__EXERCISE PROMPT__
What follows is a set of records; restate each one word for word and drop the pictures.

┌──

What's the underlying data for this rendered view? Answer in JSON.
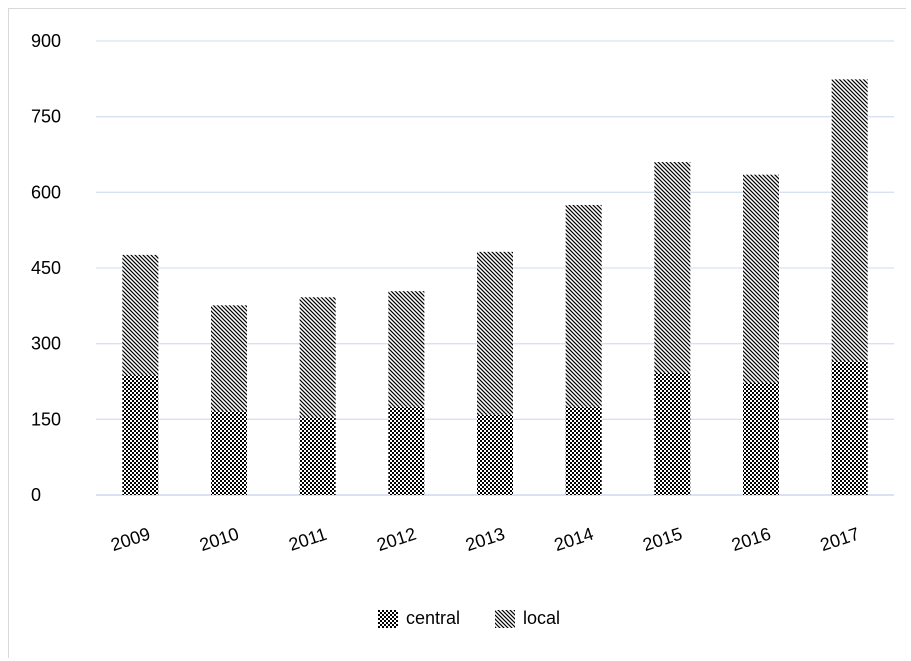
{
  "chart_data": {
    "type": "bar",
    "stacked": true,
    "categories": [
      "2009",
      "2010",
      "2011",
      "2012",
      "2013",
      "2014",
      "2015",
      "2016",
      "2017"
    ],
    "series": [
      {
        "name": "central",
        "values": [
          237,
          166,
          154,
          175,
          159,
          175,
          242,
          222,
          265
        ]
      },
      {
        "name": "local",
        "values": [
          239,
          210,
          238,
          229,
          323,
          400,
          418,
          413,
          559
        ]
      }
    ],
    "yticks": [
      "0",
      "150",
      "300",
      "450",
      "600",
      "750",
      "900"
    ],
    "ylim": [
      0,
      900
    ],
    "grid": true,
    "legend_position": "bottom",
    "colors": {
      "grid": "#d6e2f2",
      "axis": "#c0d1ea",
      "ink": "#000000"
    }
  }
}
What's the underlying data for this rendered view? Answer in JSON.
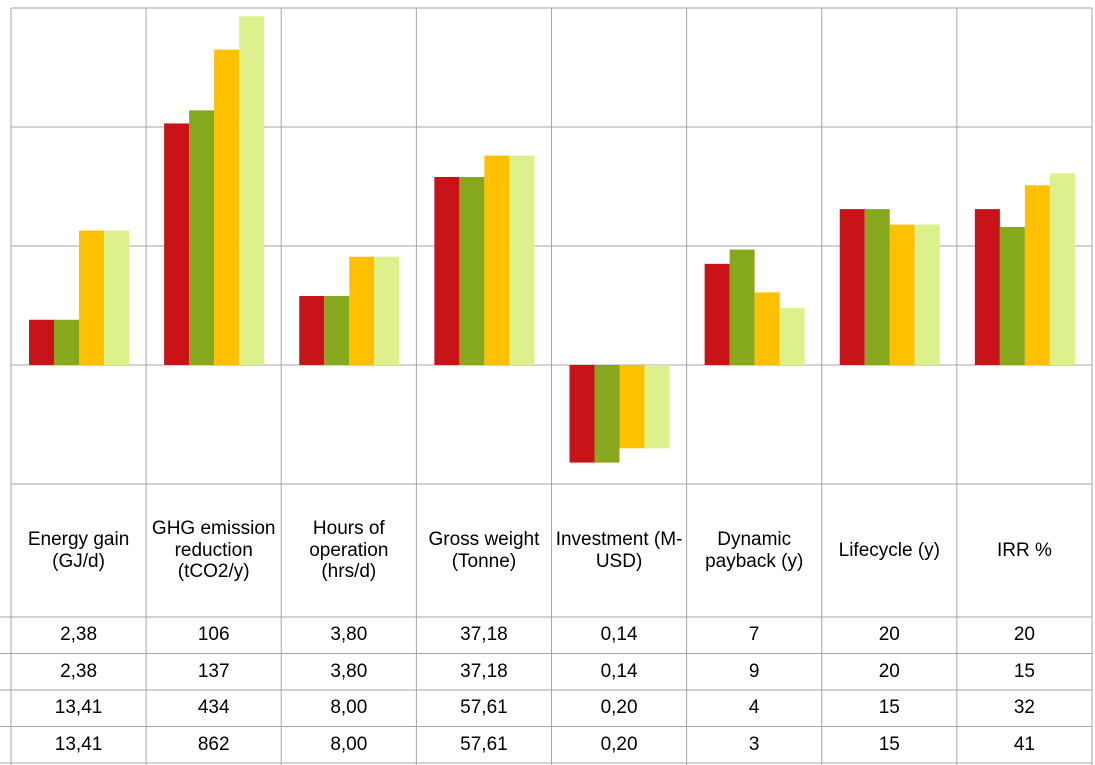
{
  "chart_data": {
    "type": "bar",
    "categories": [
      "Energy gain (GJ/d)",
      "GHG emission reduction (tCO2/y)",
      "Hours of operation (hrs/d)",
      "Gross weight (Tonne)",
      "Investment (M-USD)",
      "Dynamic payback (y)",
      "Lifecycle (y)",
      "IRR %"
    ],
    "series": [
      {
        "color": "#c81418",
        "values": [
          0.38,
          2.03,
          0.58,
          1.58,
          -0.82,
          0.85,
          1.31,
          1.31
        ]
      },
      {
        "color": "#86a81c",
        "values": [
          0.38,
          2.14,
          0.58,
          1.58,
          -0.82,
          0.97,
          1.31,
          1.16
        ]
      },
      {
        "color": "#ffc000",
        "values": [
          1.13,
          2.65,
          0.91,
          1.76,
          -0.7,
          0.61,
          1.18,
          1.51
        ]
      },
      {
        "color": "#dcf08c",
        "values": [
          1.13,
          2.93,
          0.91,
          1.76,
          -0.7,
          0.48,
          1.18,
          1.61
        ]
      }
    ],
    "ylim": [
      -1,
      3
    ],
    "yticks": [
      -1,
      0,
      1,
      2,
      3
    ],
    "grid": true
  },
  "table": {
    "rows": [
      [
        "2,38",
        "106",
        "3,80",
        "37,18",
        "0,14",
        "7",
        "20",
        "20"
      ],
      [
        "2,38",
        "137",
        "3,80",
        "37,18",
        "0,14",
        "9",
        "20",
        "15"
      ],
      [
        "13,41",
        "434",
        "8,00",
        "57,61",
        "0,20",
        "4",
        "15",
        "32"
      ],
      [
        "13,41",
        "862",
        "8,00",
        "57,61",
        "0,20",
        "3",
        "15",
        "41"
      ]
    ]
  }
}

└──

__ANSWER FOR THIS EXERCISE__
What's the underlying data for this rendered view? Answer in JSON.
{
  "chart_data": {
    "type": "bar",
    "stacked": true,
    "categories": [
      "2009",
      "2010",
      "2011",
      "2012",
      "2013",
      "2014",
      "2015",
      "2016",
      "2017"
    ],
    "series": [
      {
        "name": "central",
        "values": [
          237,
          166,
          154,
          175,
          159,
          175,
          242,
          222,
          265
        ]
      },
      {
        "name": "local",
        "values": [
          239,
          210,
          238,
          229,
          323,
          400,
          418,
          413,
          559
        ]
      }
    ],
    "yticks": [
      "0",
      "150",
      "300",
      "450",
      "600",
      "750",
      "900"
    ],
    "ylim": [
      0,
      900
    ],
    "grid": true,
    "legend_position": "bottom",
    "colors": {
      "grid": "#d6e2f2",
      "axis": "#c0d1ea",
      "ink": "#000000"
    }
  }
}
What's the underlying data for this rendered view? Answer in JSON.
{
  "chart_data": {
    "type": "bar",
    "categories": [
      "Energy gain (GJ/d)",
      "GHG emission reduction (tCO2/y)",
      "Hours of operation (hrs/d)",
      "Gross weight (Tonne)",
      "Investment (M-USD)",
      "Dynamic payback (y)",
      "Lifecycle (y)",
      "IRR %"
    ],
    "series": [
      {
        "color": "#c81418",
        "values": [
          0.38,
          2.03,
          0.58,
          1.58,
          -0.82,
          0.85,
          1.31,
          1.31
        ]
      },
      {
        "color": "#86a81c",
        "values": [
          0.38,
          2.14,
          0.58,
          1.58,
          -0.82,
          0.97,
          1.31,
          1.16
        ]
      },
      {
        "color": "#ffc000",
        "values": [
          1.13,
          2.65,
          0.91,
          1.76,
          -0.7,
          0.61,
          1.18,
          1.51
        ]
      },
      {
        "color": "#dcf08c",
        "values": [
          1.13,
          2.93,
          0.91,
          1.76,
          -0.7,
          0.48,
          1.18,
          1.61
        ]
      }
    ],
    "ylim": [
      -1,
      3
    ],
    "yticks": [
      -1,
      0,
      1,
      2,
      3
    ],
    "grid": true
  },
  "table": {
    "rows": [
      [
        "2,38",
        "106",
        "3,80",
        "37,18",
        "0,14",
        "7",
        "20",
        "20"
      ],
      [
        "2,38",
        "137",
        "3,80",
        "37,18",
        "0,14",
        "9",
        "20",
        "15"
      ],
      [
        "13,41",
        "434",
        "8,00",
        "57,61",
        "0,20",
        "4",
        "15",
        "32"
      ],
      [
        "13,41",
        "862",
        "8,00",
        "57,61",
        "0,20",
        "3",
        "15",
        "41"
      ]
    ]
  }
}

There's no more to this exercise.